** Data extract **
- - - -
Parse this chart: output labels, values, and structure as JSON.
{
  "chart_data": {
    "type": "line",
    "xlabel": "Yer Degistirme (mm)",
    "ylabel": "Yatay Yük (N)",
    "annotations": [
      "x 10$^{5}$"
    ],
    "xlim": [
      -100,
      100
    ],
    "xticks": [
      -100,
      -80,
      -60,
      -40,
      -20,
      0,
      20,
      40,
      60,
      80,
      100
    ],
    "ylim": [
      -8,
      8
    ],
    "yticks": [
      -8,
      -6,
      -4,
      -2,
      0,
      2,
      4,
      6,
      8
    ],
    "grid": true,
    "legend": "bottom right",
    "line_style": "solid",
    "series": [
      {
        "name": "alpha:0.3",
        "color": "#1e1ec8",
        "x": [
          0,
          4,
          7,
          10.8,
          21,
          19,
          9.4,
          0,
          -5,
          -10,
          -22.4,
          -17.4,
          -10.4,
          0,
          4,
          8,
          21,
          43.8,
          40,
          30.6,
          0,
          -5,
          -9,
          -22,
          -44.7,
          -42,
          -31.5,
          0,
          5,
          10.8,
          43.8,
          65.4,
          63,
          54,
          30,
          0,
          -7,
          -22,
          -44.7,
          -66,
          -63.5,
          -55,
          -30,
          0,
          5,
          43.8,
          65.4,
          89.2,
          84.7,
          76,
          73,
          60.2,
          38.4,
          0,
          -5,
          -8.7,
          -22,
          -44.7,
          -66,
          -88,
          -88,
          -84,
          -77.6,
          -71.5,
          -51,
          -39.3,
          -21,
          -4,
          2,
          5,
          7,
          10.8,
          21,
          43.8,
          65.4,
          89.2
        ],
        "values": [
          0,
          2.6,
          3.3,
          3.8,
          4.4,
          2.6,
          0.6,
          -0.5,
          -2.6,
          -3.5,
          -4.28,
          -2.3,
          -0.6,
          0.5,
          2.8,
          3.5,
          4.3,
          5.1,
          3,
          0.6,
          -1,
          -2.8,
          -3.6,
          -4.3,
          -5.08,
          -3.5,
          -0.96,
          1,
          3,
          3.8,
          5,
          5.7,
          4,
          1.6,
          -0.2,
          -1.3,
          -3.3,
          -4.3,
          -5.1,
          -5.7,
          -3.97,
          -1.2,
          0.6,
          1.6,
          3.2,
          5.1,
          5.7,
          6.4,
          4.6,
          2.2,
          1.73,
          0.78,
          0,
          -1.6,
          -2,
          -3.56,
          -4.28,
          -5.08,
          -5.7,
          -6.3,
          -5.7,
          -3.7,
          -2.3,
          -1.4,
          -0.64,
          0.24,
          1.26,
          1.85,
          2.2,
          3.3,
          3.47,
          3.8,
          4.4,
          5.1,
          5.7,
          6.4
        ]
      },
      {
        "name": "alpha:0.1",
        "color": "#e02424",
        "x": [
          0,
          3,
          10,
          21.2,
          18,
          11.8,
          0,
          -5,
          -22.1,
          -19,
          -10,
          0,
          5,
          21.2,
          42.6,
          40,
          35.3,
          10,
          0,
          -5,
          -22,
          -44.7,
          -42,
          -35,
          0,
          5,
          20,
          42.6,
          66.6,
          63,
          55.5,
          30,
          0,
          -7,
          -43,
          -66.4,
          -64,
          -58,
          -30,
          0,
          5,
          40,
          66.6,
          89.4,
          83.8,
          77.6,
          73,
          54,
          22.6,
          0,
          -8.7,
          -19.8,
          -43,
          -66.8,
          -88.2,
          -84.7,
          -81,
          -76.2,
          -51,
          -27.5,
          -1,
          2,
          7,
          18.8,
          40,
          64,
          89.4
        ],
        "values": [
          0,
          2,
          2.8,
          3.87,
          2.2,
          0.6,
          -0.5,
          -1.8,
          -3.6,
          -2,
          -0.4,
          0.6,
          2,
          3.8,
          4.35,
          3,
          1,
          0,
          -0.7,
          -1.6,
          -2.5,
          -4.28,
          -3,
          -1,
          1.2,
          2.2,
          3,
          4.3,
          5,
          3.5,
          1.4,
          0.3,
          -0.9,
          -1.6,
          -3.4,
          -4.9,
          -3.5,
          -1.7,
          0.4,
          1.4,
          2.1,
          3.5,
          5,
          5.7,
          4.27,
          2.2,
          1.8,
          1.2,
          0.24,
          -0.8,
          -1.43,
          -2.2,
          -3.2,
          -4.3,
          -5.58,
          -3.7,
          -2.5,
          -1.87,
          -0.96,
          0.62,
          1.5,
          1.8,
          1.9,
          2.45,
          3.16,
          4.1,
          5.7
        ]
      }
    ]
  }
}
- - - -
** Goal of the exercise **
Extract the data exactly as given.

** Answer for the task **
Parse this chart: output labels, values, and structure as JSON.
{
  "chart_data": {
    "type": "line",
    "xlabel": "Yer Degistirme (mm)",
    "ylabel": "Yatay Yük (N)",
    "annotations": [
      "x 10$^{5}$"
    ],
    "xlim": [
      -100,
      100
    ],
    "xticks": [
      -100,
      -80,
      -60,
      -40,
      -20,
      0,
      20,
      40,
      60,
      80,
      100
    ],
    "ylim": [
      -8,
      8
    ],
    "yticks": [
      -8,
      -6,
      -4,
      -2,
      0,
      2,
      4,
      6,
      8
    ],
    "grid": true,
    "legend": "bottom right",
    "line_style": "solid",
    "series": [
      {
        "name": "alpha:0.3",
        "color": "#1e1ec8",
        "x": [
          0,
          4,
          7,
          10.8,
          21,
          19,
          9.4,
          0,
          -5,
          -10,
          -22.4,
          -17.4,
          -10.4,
          0,
          4,
          8,
          21,
          43.8,
          40,
          30.6,
          0,
          -5,
          -9,
          -22,
          -44.7,
          -42,
          -31.5,
          0,
          5,
          10.8,
          43.8,
          65.4,
          63,
          54,
          30,
          0,
          -7,
          -22,
          -44.7,
          -66,
          -63.5,
          -55,
          -30,
          0,
          5,
          43.8,
          65.4,
          89.2,
          84.7,
          76,
          73,
          60.2,
          38.4,
          0,
          -5,
          -8.7,
          -22,
          -44.7,
          -66,
          -88,
          -88,
          -84,
          -77.6,
          -71.5,
          -51,
          -39.3,
          -21,
          -4,
          2,
          5,
          7,
          10.8,
          21,
          43.8,
          65.4,
          89.2
        ],
        "values": [
          0,
          2.6,
          3.3,
          3.8,
          4.4,
          2.6,
          0.6,
          -0.5,
          -2.6,
          -3.5,
          -4.28,
          -2.3,
          -0.6,
          0.5,
          2.8,
          3.5,
          4.3,
          5.1,
          3,
          0.6,
          -1,
          -2.8,
          -3.6,
          -4.3,
          -5.08,
          -3.5,
          -0.96,
          1,
          3,
          3.8,
          5,
          5.7,
          4,
          1.6,
          -0.2,
          -1.3,
          -3.3,
          -4.3,
          -5.1,
          -5.7,
          -3.97,
          -1.2,
          0.6,
          1.6,
          3.2,
          5.1,
          5.7,
          6.4,
          4.6,
          2.2,
          1.73,
          0.78,
          0,
          -1.6,
          -2,
          -3.56,
          -4.28,
          -5.08,
          -5.7,
          -6.3,
          -5.7,
          -3.7,
          -2.3,
          -1.4,
          -0.64,
          0.24,
          1.26,
          1.85,
          2.2,
          3.3,
          3.47,
          3.8,
          4.4,
          5.1,
          5.7,
          6.4
        ]
      },
      {
        "name": "alpha:0.1",
        "color": "#e02424",
        "x": [
          0,
          3,
          10,
          21.2,
          18,
          11.8,
          0,
          -5,
          -22.1,
          -19,
          -10,
          0,
          5,
          21.2,
          42.6,
          40,
          35.3,
          10,
          0,
          -5,
          -22,
          -44.7,
          -42,
          -35,
          0,
          5,
          20,
          42.6,
          66.6,
          63,
          55.5,
          30,
          0,
          -7,
          -43,
          -66.4,
          -64,
          -58,
          -30,
          0,
          5,
          40,
          66.6,
          89.4,
          83.8,
          77.6,
          73,
          54,
          22.6,
          0,
          -8.7,
          -19.8,
          -43,
          -66.8,
          -88.2,
          -84.7,
          -81,
          -76.2,
          -51,
          -27.5,
          -1,
          2,
          7,
          18.8,
          40,
          64,
          89.4
        ],
        "values": [
          0,
          2,
          2.8,
          3.87,
          2.2,
          0.6,
          -0.5,
          -1.8,
          -3.6,
          -2,
          -0.4,
          0.6,
          2,
          3.8,
          4.35,
          3,
          1,
          0,
          -0.7,
          -1.6,
          -2.5,
          -4.28,
          -3,
          -1,
          1.2,
          2.2,
          3,
          4.3,
          5,
          3.5,
          1.4,
          0.3,
          -0.9,
          -1.6,
          -3.4,
          -4.9,
          -3.5,
          -1.7,
          0.4,
          1.4,
          2.1,
          3.5,
          5,
          5.7,
          4.27,
          2.2,
          1.8,
          1.2,
          0.24,
          -0.8,
          -1.43,
          -2.2,
          -3.2,
          -4.3,
          -5.58,
          -3.7,
          -2.5,
          -1.87,
          -0.96,
          0.62,
          1.5,
          1.8,
          1.9,
          2.45,
          3.16,
          4.1,
          5.7
        ]
      }
    ]
  }
}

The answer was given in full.